Identify every line containing the word "mzdě" and reproduce each one.

──────── Data shown ────────

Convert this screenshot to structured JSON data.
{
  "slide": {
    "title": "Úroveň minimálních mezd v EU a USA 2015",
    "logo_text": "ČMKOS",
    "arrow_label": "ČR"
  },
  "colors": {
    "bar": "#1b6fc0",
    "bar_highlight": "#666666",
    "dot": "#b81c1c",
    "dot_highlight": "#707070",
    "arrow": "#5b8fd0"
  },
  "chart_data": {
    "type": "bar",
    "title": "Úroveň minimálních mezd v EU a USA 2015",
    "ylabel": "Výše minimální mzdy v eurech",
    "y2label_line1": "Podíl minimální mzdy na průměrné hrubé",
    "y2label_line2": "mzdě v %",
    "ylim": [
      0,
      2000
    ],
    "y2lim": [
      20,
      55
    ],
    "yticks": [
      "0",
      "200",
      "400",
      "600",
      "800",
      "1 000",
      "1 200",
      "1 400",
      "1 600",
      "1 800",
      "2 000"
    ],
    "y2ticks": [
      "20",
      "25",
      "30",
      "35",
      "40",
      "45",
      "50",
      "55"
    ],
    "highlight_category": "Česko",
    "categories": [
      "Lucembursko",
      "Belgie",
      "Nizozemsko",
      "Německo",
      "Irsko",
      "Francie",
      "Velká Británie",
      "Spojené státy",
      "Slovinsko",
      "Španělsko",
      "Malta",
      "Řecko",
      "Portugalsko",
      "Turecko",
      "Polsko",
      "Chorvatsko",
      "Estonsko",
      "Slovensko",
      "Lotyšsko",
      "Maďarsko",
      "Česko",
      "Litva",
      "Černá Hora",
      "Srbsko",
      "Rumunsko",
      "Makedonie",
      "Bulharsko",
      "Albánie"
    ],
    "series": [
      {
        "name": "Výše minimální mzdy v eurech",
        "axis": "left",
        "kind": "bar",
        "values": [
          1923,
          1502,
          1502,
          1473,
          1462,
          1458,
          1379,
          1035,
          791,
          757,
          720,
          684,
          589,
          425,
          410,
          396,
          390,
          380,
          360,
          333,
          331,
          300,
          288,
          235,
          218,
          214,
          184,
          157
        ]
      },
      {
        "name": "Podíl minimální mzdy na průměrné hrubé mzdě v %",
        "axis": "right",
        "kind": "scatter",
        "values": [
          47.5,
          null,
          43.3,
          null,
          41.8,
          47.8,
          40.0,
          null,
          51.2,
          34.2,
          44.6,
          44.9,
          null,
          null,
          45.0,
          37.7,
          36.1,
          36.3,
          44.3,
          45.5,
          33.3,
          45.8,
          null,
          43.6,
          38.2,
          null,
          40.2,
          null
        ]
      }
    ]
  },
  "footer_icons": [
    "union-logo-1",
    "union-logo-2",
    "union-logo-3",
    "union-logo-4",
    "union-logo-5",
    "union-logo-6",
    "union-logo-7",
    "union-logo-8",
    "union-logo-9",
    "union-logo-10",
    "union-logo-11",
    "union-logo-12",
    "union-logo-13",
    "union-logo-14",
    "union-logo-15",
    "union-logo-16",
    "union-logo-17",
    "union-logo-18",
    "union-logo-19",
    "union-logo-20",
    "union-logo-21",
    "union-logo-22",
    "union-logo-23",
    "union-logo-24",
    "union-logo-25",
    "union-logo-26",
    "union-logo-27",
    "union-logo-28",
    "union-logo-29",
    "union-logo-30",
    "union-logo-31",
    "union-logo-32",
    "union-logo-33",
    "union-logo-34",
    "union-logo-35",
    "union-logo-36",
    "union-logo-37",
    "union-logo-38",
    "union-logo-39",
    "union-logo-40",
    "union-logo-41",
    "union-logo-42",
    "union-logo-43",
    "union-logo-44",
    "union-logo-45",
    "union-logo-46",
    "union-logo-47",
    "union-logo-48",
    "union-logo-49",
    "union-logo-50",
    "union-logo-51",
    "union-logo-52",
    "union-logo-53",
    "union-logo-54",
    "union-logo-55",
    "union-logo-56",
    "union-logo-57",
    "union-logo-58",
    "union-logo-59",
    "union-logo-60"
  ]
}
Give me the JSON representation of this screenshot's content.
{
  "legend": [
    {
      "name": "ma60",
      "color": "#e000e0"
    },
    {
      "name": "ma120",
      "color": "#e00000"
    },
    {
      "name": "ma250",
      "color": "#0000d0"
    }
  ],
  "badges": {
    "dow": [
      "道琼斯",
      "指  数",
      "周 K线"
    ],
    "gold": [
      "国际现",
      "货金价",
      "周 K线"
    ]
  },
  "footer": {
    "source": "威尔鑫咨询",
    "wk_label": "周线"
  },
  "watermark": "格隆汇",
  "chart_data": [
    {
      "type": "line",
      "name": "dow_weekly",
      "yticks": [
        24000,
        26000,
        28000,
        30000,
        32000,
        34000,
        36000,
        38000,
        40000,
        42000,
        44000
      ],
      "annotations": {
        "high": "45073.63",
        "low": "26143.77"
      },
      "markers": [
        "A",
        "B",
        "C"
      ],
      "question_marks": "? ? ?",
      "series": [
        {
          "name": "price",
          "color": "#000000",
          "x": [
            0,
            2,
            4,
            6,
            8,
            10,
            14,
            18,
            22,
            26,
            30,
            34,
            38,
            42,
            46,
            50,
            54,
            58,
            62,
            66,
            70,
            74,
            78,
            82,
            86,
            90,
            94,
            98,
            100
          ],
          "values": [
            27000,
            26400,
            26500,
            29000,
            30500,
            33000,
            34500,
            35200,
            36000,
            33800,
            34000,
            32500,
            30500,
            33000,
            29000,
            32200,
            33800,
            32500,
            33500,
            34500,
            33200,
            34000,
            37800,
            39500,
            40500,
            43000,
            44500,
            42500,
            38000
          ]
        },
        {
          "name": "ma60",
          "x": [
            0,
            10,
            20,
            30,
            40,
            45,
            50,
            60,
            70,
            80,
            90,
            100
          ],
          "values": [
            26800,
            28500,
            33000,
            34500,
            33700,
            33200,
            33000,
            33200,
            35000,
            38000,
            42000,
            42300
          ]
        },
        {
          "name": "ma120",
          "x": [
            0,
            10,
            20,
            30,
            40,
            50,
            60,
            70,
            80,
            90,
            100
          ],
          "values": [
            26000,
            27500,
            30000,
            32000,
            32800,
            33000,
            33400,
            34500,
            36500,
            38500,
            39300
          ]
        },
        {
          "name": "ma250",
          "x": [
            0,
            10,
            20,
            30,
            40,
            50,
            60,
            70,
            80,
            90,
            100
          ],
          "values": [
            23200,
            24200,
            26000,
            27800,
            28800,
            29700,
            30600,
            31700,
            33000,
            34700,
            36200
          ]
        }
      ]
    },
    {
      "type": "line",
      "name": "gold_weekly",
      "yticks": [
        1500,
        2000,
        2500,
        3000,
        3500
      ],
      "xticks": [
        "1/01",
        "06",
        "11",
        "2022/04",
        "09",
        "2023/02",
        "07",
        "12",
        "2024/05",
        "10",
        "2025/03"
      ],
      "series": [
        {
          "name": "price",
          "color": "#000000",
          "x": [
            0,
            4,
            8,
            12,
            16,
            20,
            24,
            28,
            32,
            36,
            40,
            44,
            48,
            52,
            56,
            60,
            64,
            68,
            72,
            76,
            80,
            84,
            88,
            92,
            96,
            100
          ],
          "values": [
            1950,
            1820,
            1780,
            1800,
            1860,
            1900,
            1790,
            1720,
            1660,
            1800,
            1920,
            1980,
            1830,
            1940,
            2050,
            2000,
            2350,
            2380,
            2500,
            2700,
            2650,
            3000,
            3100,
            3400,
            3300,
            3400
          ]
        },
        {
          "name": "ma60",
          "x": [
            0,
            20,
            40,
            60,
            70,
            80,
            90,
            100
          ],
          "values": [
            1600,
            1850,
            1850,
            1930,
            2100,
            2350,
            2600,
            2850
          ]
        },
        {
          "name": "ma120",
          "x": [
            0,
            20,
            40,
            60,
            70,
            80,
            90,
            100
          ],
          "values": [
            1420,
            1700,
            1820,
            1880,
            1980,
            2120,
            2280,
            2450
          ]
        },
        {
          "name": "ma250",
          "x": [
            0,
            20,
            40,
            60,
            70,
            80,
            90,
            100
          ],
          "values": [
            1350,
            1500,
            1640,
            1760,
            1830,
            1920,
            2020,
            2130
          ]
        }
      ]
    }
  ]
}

────────

• Task solution:
    "y2label_line2": "mzdě v %",
        "name": "Podíl minimální mzdy na průměrné hrubé mzdě v %",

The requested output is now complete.